CHALLENGE: Filter the records below and copy every line containing the word "style".

(Saved data entries)
* * *
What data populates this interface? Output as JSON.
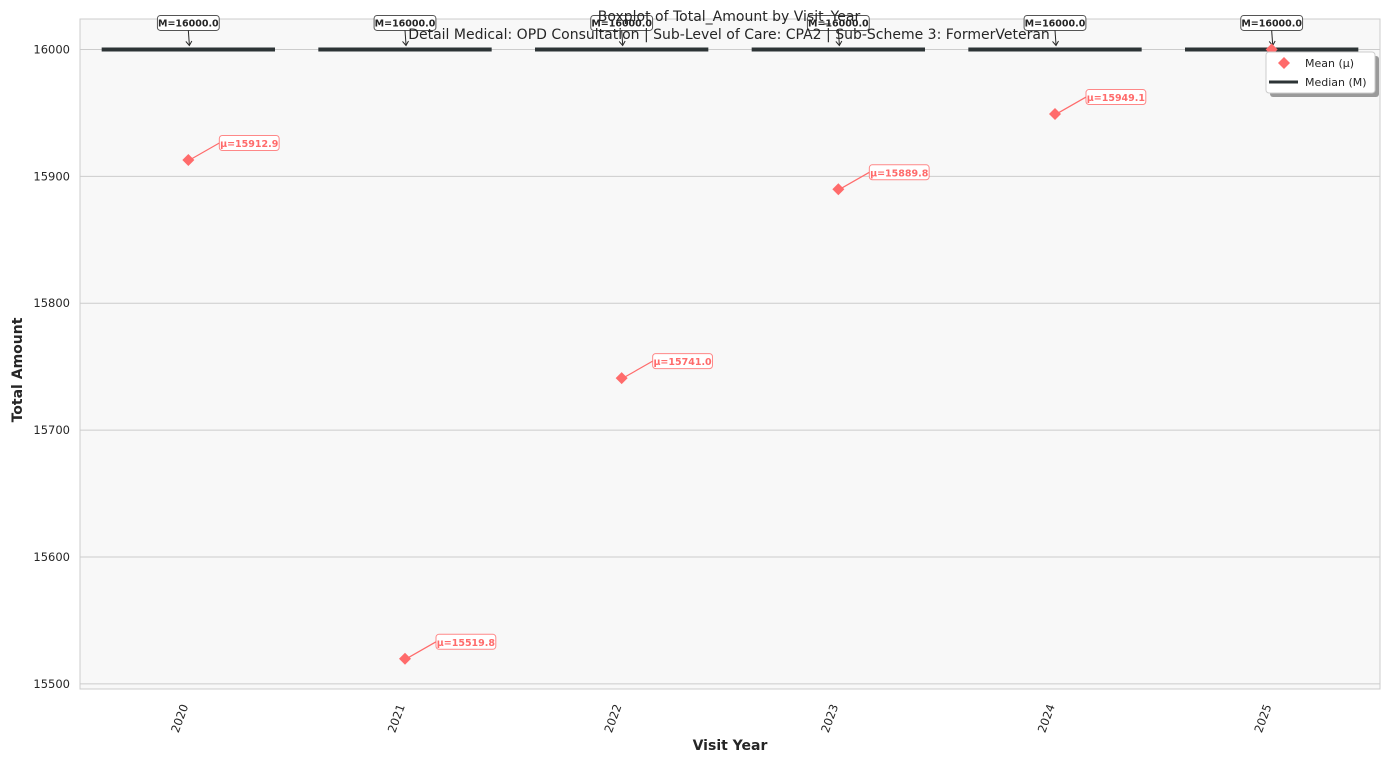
{
  "chart_data": {
    "type": "box",
    "title": "Boxplot of Total_Amount by Visit_Year",
    "subtitle": "Detail Medical: OPD Consultation | Sub-Level of Care: CPA2 | Sub-Scheme 3: FormerVeteran",
    "xlabel": "Visit Year",
    "ylabel": "Total Amount",
    "categories": [
      "2020",
      "2021",
      "2022",
      "2023",
      "2024",
      "2025"
    ],
    "ylim": [
      15496,
      16024
    ],
    "yticks": [
      15500,
      15600,
      15700,
      15800,
      15900,
      16000
    ],
    "grid": "horizontal",
    "legend_position": "top-right",
    "series": [
      {
        "name": "Median (M)",
        "marker": "line",
        "color": "#2d3436",
        "values": [
          16000.0,
          16000.0,
          16000.0,
          16000.0,
          16000.0,
          16000.0
        ],
        "labels": [
          "M=16000.0",
          "M=16000.0",
          "M=16000.0",
          "M=16000.0",
          "M=16000.0",
          "M=16000.0"
        ]
      },
      {
        "name": "Mean (μ)",
        "marker": "diamond",
        "color": "#ff6b6b",
        "values": [
          15912.9,
          15519.8,
          15741.0,
          15889.8,
          15949.1,
          16000.0
        ],
        "labels": [
          "μ=15912.9",
          "μ=15519.8",
          "μ=15741.0",
          "μ=15889.8",
          "μ=15949.1",
          ""
        ]
      }
    ]
  }
}
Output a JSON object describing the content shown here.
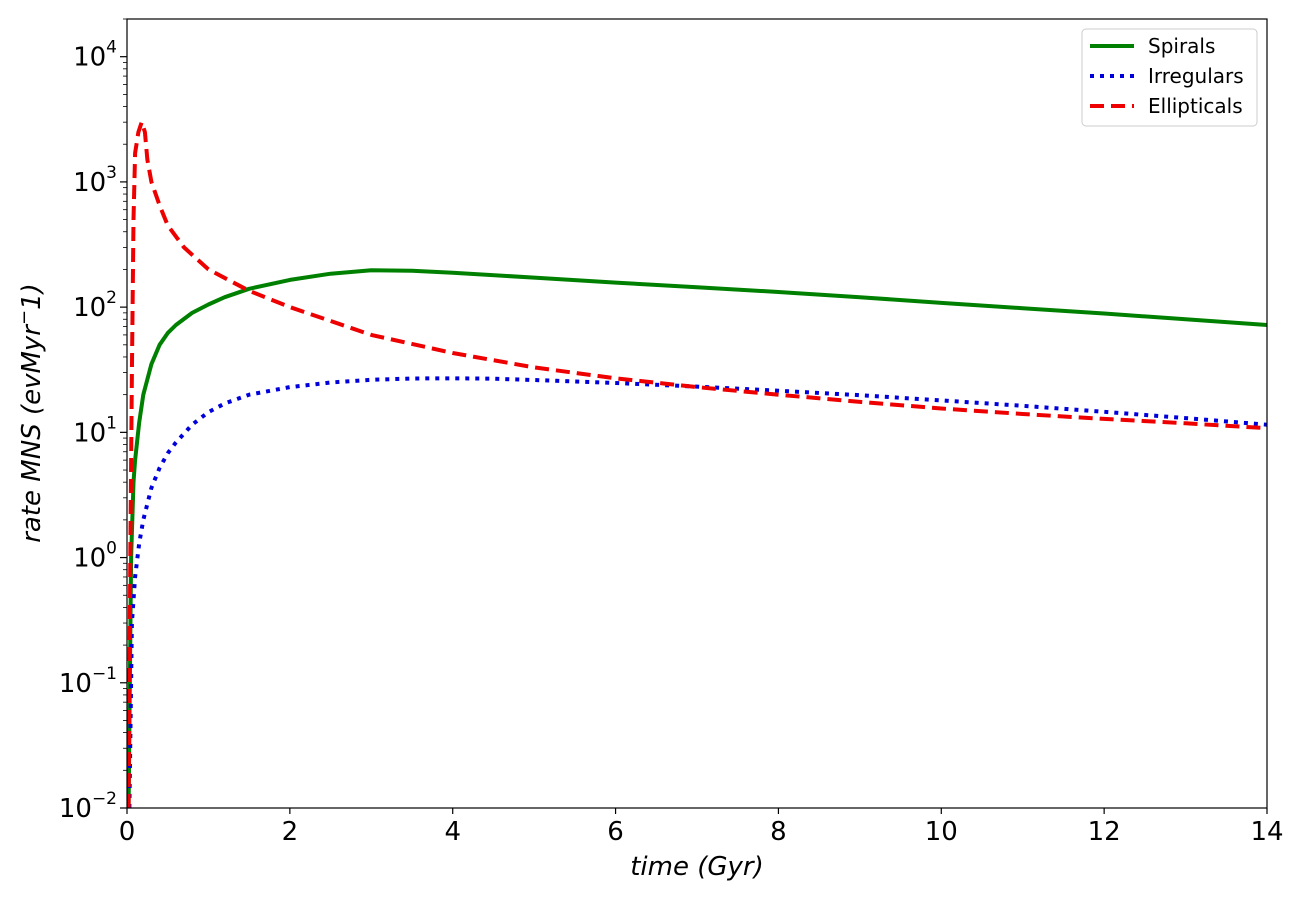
{
  "chart_data": {
    "type": "line",
    "xlabel": "time (Gyr)",
    "ylabel": "rate MNS (evMyr^-1)",
    "ylabel_parts": {
      "prefix": "rate MNS (evMyr",
      "sup": "−",
      "suffix": "1)"
    },
    "xlim": [
      0,
      14
    ],
    "ylim": [
      0.01,
      20000
    ],
    "yscale": "log",
    "x_ticks": [
      0,
      2,
      4,
      6,
      8,
      10,
      12,
      14
    ],
    "x_tick_labels": [
      "0",
      "2",
      "4",
      "6",
      "8",
      "10",
      "12",
      "14"
    ],
    "y_ticks": [
      0.01,
      0.1,
      1,
      10,
      100,
      1000,
      10000
    ],
    "y_tick_labels": [
      {
        "base": "10",
        "exp": "−2"
      },
      {
        "base": "10",
        "exp": "−1"
      },
      {
        "base": "10",
        "exp": "0"
      },
      {
        "base": "10",
        "exp": "1"
      },
      {
        "base": "10",
        "exp": "2"
      },
      {
        "base": "10",
        "exp": "3"
      },
      {
        "base": "10",
        "exp": "4"
      }
    ],
    "grid": false,
    "legend_position": "top-right",
    "series": [
      {
        "name": "Spirals",
        "color": "#008000",
        "style": "solid",
        "x": [
          0.02,
          0.05,
          0.08,
          0.1,
          0.15,
          0.2,
          0.3,
          0.4,
          0.5,
          0.6,
          0.8,
          1.0,
          1.2,
          1.5,
          2.0,
          2.5,
          3.0,
          3.5,
          4.0,
          5.0,
          6.0,
          7.0,
          8.0,
          9.0,
          10.0,
          11.0,
          12.0,
          13.0,
          14.0
        ],
        "y": [
          0.01,
          1.0,
          4.0,
          6.0,
          12,
          20,
          35,
          50,
          62,
          72,
          90,
          105,
          120,
          140,
          165,
          185,
          197,
          195,
          188,
          172,
          157,
          144,
          132,
          120,
          108,
          98,
          89,
          80,
          72
        ]
      },
      {
        "name": "Irregulars",
        "color": "#0000dd",
        "style": "dotted",
        "x": [
          0.03,
          0.06,
          0.1,
          0.15,
          0.2,
          0.3,
          0.4,
          0.5,
          0.6,
          0.8,
          1.0,
          1.2,
          1.5,
          2.0,
          2.5,
          3.0,
          3.5,
          4.0,
          4.5,
          5.0,
          6.0,
          7.0,
          8.0,
          9.0,
          10.0,
          11.0,
          12.0,
          13.0,
          14.0
        ],
        "y": [
          0.01,
          0.3,
          0.7,
          1.3,
          2.0,
          3.6,
          5.2,
          6.8,
          8.3,
          11.5,
          14.5,
          17,
          20,
          23,
          25,
          26.3,
          26.9,
          27.0,
          26.8,
          26.2,
          24.8,
          23.2,
          21.5,
          19.8,
          18.0,
          16.3,
          14.6,
          13.0,
          11.5
        ]
      },
      {
        "name": "Ellipticals",
        "color": "#ee0000",
        "style": "dashed",
        "x": [
          0.02,
          0.04,
          0.06,
          0.08,
          0.1,
          0.14,
          0.18,
          0.22,
          0.25,
          0.3,
          0.4,
          0.5,
          0.7,
          1.0,
          1.5,
          2.0,
          3.0,
          4.0,
          5.0,
          6.0,
          7.0,
          8.0,
          9.0,
          10.0,
          11.0,
          12.0,
          13.0,
          14.0
        ],
        "y": [
          0.01,
          1.0,
          30,
          500,
          1700,
          2500,
          3000,
          2500,
          1500,
          1000,
          650,
          450,
          300,
          200,
          135,
          100,
          60,
          43,
          33,
          27,
          23,
          20,
          17.5,
          15.5,
          14,
          12.8,
          11.8,
          10.8
        ]
      }
    ]
  }
}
* * *
FULL OUTPUT:
        "style": "solid",
        "style": "dotted",
        "style": "dashed",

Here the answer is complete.